## start INPUT MATERIAL

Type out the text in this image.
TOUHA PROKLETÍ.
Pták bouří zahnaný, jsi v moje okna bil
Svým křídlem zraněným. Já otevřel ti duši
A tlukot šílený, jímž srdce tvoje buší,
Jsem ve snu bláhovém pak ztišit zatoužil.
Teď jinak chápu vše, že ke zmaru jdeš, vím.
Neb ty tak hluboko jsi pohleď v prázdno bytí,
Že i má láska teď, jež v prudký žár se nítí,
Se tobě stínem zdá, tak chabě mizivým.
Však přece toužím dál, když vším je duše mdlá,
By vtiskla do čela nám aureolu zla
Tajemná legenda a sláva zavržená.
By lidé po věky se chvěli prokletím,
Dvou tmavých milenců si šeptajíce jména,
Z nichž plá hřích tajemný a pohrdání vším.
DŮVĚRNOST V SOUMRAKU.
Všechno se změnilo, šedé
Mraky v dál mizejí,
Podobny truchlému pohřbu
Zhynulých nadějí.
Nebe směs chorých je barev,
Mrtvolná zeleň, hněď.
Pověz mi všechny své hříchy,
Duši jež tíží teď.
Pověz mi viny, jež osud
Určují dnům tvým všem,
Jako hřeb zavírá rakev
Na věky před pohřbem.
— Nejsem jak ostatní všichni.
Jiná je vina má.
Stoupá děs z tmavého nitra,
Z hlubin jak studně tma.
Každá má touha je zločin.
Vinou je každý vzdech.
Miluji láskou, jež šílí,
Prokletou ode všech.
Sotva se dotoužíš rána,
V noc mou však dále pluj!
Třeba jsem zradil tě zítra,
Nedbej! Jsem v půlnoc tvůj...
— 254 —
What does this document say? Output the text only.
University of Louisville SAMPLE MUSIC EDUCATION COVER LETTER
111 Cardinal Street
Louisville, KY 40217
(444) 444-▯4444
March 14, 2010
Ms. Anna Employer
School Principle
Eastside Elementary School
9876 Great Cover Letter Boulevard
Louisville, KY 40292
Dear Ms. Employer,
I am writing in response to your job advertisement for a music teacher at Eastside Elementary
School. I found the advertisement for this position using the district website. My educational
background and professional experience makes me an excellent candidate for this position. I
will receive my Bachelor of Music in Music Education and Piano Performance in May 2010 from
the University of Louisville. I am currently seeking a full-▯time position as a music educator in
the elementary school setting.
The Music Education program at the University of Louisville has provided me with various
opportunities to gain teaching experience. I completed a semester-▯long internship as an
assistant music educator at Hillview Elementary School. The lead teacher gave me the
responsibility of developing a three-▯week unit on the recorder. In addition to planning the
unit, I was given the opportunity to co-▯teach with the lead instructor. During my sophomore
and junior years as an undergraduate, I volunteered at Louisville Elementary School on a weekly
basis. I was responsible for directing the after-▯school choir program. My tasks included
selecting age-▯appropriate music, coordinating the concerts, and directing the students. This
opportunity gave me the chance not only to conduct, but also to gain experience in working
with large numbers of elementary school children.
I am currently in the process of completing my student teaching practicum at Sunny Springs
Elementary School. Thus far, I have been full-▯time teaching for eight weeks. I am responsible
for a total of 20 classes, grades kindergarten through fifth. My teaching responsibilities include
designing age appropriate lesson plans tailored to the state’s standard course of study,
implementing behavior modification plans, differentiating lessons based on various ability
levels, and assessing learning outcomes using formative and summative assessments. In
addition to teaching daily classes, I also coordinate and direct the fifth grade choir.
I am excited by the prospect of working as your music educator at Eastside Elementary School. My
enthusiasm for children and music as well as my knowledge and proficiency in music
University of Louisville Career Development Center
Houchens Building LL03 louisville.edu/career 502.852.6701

## end INPUT MATERIAL

* _INSTRUCTIONS TO FOLLOW_: Your task is to list each line of the records with the word "věky".

* _RESPONSE FOR THIS EXERCISE_:
By lidé po věky se chvěli prokletím,
Na věky před pohřbem.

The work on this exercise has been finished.